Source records

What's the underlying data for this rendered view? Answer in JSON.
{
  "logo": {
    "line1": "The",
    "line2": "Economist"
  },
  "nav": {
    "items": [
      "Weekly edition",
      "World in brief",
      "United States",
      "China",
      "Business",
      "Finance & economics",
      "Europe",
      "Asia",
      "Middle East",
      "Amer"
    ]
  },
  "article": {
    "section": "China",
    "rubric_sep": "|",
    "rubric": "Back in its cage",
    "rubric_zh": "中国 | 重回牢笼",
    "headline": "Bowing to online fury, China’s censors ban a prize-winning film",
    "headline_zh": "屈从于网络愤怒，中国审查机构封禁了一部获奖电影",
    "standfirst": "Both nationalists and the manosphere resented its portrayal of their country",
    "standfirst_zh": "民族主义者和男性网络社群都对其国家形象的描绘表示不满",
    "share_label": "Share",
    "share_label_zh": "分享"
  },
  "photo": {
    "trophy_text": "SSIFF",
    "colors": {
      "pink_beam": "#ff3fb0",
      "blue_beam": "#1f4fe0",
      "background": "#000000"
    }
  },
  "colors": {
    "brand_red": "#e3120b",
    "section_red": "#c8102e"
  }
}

OBJECTIVE: From the listing above, copy out each line where the word "China" appears.

SOLUTION TO THIS PROBLEM:
      "China",
    "section": "China",
    "headline": "Bowing to online fury, China’s censors ban a prize-winning film",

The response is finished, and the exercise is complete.